** BEGIN **

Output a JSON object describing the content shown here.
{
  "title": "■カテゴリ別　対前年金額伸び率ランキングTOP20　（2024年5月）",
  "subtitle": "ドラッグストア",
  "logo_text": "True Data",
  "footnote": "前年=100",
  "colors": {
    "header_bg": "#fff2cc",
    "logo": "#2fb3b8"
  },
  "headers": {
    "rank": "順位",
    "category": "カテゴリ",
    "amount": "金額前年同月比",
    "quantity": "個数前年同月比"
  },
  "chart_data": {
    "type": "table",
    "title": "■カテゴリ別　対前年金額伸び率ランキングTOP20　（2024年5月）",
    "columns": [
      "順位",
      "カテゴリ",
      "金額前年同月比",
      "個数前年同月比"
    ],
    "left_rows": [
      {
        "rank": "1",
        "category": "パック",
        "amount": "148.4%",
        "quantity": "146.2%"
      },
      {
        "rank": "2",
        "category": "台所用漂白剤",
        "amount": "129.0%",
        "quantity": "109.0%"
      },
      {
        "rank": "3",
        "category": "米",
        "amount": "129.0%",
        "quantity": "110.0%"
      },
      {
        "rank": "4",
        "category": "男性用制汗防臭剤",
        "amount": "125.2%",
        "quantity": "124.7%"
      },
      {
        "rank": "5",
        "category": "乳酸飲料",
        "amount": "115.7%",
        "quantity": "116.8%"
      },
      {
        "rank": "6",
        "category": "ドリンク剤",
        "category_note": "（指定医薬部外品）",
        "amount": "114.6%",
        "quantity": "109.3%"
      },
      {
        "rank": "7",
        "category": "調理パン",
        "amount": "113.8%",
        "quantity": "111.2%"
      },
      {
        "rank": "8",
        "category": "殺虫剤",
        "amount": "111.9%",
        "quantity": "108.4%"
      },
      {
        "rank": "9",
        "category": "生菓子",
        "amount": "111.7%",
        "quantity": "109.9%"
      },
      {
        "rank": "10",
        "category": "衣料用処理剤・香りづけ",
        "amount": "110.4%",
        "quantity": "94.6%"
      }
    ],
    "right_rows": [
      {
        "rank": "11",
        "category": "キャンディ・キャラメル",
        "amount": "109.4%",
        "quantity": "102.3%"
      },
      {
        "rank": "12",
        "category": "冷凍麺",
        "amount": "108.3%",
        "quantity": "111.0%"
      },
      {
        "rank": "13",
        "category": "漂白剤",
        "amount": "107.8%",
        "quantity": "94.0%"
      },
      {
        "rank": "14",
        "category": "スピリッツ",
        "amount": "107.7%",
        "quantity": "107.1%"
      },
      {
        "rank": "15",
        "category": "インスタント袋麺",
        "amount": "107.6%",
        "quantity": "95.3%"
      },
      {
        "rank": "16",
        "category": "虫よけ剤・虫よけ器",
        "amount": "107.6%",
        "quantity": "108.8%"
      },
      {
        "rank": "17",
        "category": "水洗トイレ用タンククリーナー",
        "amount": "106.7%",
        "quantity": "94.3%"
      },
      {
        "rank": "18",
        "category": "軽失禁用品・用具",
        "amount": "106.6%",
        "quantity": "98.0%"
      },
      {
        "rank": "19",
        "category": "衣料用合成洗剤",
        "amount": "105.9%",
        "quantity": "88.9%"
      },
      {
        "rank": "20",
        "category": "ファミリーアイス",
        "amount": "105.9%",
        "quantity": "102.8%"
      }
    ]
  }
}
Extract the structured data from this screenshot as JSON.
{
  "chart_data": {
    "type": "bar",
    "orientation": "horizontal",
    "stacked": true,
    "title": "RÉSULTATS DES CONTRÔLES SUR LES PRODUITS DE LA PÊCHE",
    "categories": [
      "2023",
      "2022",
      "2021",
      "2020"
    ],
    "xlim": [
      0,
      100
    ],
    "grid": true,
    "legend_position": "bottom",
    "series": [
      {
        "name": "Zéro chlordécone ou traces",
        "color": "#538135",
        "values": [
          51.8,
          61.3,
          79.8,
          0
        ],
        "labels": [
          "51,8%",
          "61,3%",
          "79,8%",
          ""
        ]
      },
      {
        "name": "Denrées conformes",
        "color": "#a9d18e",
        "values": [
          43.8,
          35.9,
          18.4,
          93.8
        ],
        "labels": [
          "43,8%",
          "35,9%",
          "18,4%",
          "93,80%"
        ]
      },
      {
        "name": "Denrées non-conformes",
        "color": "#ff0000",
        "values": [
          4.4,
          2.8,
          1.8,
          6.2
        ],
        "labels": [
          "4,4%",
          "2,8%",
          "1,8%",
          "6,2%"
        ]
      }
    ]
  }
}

** END **

■ What to work on
Write out again, unchanged, every line from the line containing "Extract the structured" to the final line of the material above.

■ Answer to this problem
Extract the structured data from this screenshot as JSON.
{
  "chart_data": {
    "type": "bar",
    "orientation": "horizontal",
    "stacked": true,
    "title": "RÉSULTATS DES CONTRÔLES SUR LES PRODUITS DE LA PÊCHE",
    "categories": [
      "2023",
      "2022",
      "2021",
      "2020"
    ],
    "xlim": [
      0,
      100
    ],
    "grid": true,
    "legend_position": "bottom",
    "series": [
      {
        "name": "Zéro chlordécone ou traces",
        "color": "#538135",
        "values": [
          51.8,
          61.3,
          79.8,
          0
        ],
        "labels": [
          "51,8%",
          "61,3%",
          "79,8%",
          ""
        ]
      },
      {
        "name": "Denrées conformes",
        "color": "#a9d18e",
        "values": [
          43.8,
          35.9,
          18.4,
          93.8
        ],
        "labels": [
          "43,8%",
          "35,9%",
          "18,4%",
          "93,80%"
        ]
      },
      {
        "name": "Denrées non-conformes",
        "color": "#ff0000",
        "values": [
          4.4,
          2.8,
          1.8,
          6.2
        ],
        "labels": [
          "4,4%",
          "2,8%",
          "1,8%",
          "6,2%"
        ]
      }
    ]
  }
}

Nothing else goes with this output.